§ OBJECTIVE: Without omitting anything, retype the data that follows.

§ Collected data:

______________________________

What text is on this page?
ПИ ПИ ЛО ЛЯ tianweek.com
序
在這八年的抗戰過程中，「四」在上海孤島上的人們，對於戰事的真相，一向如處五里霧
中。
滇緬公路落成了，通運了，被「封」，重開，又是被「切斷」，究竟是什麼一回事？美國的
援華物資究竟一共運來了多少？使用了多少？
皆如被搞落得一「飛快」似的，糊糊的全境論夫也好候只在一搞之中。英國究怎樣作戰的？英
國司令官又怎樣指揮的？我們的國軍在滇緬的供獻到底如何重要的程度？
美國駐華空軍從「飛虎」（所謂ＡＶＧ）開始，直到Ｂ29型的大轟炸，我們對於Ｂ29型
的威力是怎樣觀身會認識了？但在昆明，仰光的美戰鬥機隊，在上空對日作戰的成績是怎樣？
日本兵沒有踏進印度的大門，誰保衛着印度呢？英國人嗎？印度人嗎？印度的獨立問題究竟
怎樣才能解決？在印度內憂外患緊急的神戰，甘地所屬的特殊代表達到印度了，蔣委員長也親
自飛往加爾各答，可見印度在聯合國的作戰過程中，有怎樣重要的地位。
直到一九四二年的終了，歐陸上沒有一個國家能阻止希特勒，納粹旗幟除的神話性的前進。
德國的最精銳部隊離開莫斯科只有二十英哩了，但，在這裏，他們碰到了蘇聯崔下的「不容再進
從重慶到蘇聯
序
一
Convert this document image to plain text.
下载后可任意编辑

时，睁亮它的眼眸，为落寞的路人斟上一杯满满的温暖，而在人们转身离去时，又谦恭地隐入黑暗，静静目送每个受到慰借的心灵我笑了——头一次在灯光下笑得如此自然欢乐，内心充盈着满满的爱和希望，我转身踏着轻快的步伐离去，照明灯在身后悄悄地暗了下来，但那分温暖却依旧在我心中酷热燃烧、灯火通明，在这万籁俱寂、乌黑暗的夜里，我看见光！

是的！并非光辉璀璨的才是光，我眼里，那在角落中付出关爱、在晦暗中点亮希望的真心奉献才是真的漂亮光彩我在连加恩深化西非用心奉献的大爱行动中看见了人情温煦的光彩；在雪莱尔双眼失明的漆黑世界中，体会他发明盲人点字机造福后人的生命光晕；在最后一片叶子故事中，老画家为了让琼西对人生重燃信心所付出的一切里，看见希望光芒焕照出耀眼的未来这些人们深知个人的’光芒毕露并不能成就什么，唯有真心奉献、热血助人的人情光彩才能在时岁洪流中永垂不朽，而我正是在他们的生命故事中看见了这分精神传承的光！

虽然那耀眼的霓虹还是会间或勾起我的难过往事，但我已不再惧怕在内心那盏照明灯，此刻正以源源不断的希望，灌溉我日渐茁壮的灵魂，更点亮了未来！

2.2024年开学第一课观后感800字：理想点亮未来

______________________________

§ WRITTEN SOLUTION:
What text is on this page?
ПИ ПИ ЛО ЛЯ tianweek.com
序
在這八年的抗戰過程中，「四」在上海孤島上的人們，對於戰事的真相，一向如處五里霧
中。
滇緬公路落成了，通運了，被「封」，重開，又是被「切斷」，究竟是什麼一回事？美國的
援華物資究竟一共運來了多少？使用了多少？
皆如被搞落得一「飛快」似的，糊糊的全境論夫也好候只在一搞之中。英國究怎樣作戰的？英
國司令官又怎樣指揮的？我們的國軍在滇緬的供獻到底如何重要的程度？
美國駐華空軍從「飛虎」（所謂ＡＶＧ）開始，直到Ｂ29型的大轟炸，我們對於Ｂ29型
的威力是怎樣觀身會認識了？但在昆明，仰光的美戰鬥機隊，在上空對日作戰的成績是怎樣？
日本兵沒有踏進印度的大門，誰保衛着印度呢？英國人嗎？印度人嗎？印度的獨立問題究竟
怎樣才能解決？在印度內憂外患緊急的神戰，甘地所屬的特殊代表達到印度了，蔣委員長也親
自飛往加爾各答，可見印度在聯合國的作戰過程中，有怎樣重要的地位。
直到一九四二年的終了，歐陸上沒有一個國家能阻止希特勒，納粹旗幟除的神話性的前進。
德國的最精銳部隊離開莫斯科只有二十英哩了，但，在這裏，他們碰到了蘇聯崔下的「不容再進
從重慶到蘇聯
序
一
Convert this document image to plain text.
下载后可任意编辑

时，睁亮它的眼眸，为落寞的路人斟上一杯满满的温暖，而在人们转身离去时，又谦恭地隐入黑暗，静静目送每个受到慰借的心灵我笑了——头一次在灯光下笑得如此自然欢乐，内心充盈着满满的爱和希望，我转身踏着轻快的步伐离去，照明灯在身后悄悄地暗了下来，但那分温暖却依旧在我心中酷热燃烧、灯火通明，在这万籁俱寂、乌黑暗的夜里，我看见光！

是的！并非光辉璀璨的才是光，我眼里，那在角落中付出关爱、在晦暗中点亮希望的真心奉献才是真的漂亮光彩我在连加恩深化西非用心奉献的大爱行动中看见了人情温煦的光彩；在雪莱尔双眼失明的漆黑世界中，体会他发明盲人点字机造福后人的生命光晕；在最后一片叶子故事中，老画家为了让琼西对人生重燃信心所付出的一切里，看见希望光芒焕照出耀眼的未来这些人们深知个人的’光芒毕露并不能成就什么，唯有真心奉献、热血助人的人情光彩才能在时岁洪流中永垂不朽，而我正是在他们的生命故事中看见了这分精神传承的光！

虽然那耀眼的霓虹还是会间或勾起我的难过往事，但我已不再惧怕在内心那盏照明灯，此刻正以源源不断的希望，灌溉我日渐茁壮的灵魂，更点亮了未来！

2.2024年开学第一课观后感800字：理想点亮未来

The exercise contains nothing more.